Description of the task
Where a line contains the string "kwocie", copy that line.

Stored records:
++++++

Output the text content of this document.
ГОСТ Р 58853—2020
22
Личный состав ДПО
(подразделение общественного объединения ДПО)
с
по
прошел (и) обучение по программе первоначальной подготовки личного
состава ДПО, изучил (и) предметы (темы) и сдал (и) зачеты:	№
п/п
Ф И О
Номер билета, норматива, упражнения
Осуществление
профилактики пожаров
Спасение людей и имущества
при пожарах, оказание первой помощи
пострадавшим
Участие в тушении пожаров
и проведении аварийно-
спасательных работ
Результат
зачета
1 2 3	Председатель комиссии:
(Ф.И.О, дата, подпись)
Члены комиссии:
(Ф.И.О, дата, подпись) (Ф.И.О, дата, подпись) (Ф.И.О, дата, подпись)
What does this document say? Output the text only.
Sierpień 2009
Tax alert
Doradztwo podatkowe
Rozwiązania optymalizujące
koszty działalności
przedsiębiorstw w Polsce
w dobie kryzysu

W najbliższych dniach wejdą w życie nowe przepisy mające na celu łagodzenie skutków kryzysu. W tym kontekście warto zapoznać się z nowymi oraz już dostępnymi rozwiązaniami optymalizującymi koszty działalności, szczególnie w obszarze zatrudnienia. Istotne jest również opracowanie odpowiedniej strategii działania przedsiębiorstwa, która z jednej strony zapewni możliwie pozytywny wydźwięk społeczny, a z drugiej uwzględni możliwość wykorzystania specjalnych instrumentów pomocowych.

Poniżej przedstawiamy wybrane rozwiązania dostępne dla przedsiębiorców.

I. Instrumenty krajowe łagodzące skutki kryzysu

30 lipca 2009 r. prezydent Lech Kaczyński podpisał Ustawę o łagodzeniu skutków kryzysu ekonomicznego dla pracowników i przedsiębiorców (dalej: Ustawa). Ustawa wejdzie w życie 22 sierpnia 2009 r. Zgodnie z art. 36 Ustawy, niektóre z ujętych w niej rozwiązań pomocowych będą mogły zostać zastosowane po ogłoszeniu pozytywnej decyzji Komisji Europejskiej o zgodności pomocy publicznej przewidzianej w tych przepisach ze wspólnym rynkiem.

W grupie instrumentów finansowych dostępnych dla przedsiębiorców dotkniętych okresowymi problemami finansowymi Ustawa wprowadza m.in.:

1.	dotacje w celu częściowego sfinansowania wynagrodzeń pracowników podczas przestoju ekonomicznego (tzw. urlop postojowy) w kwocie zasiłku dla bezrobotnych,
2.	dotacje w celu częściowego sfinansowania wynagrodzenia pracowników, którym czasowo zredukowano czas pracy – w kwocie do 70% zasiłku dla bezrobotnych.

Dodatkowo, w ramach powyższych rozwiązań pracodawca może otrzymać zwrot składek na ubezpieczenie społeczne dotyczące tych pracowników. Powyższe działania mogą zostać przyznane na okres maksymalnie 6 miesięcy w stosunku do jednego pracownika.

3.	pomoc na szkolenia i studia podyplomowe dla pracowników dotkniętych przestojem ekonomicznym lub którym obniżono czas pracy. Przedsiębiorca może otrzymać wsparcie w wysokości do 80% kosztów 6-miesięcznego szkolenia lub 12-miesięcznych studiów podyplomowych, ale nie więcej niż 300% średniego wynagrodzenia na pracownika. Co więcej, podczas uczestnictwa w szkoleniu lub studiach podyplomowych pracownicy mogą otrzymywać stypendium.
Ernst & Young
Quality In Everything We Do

++++++

Solution for this task
1.	dotacje w celu częściowego sfinansowania wynagrodzeń pracowników podczas przestoju ekonomicznego (tzw. urlop postojowy) w kwocie zasiłku dla bezrobotnych,
2.	dotacje w celu częściowego sfinansowania wynagrodzenia pracowników, którym czasowo zredukowano czas pracy – w kwocie do 70% zasiłku dla bezrobotnych.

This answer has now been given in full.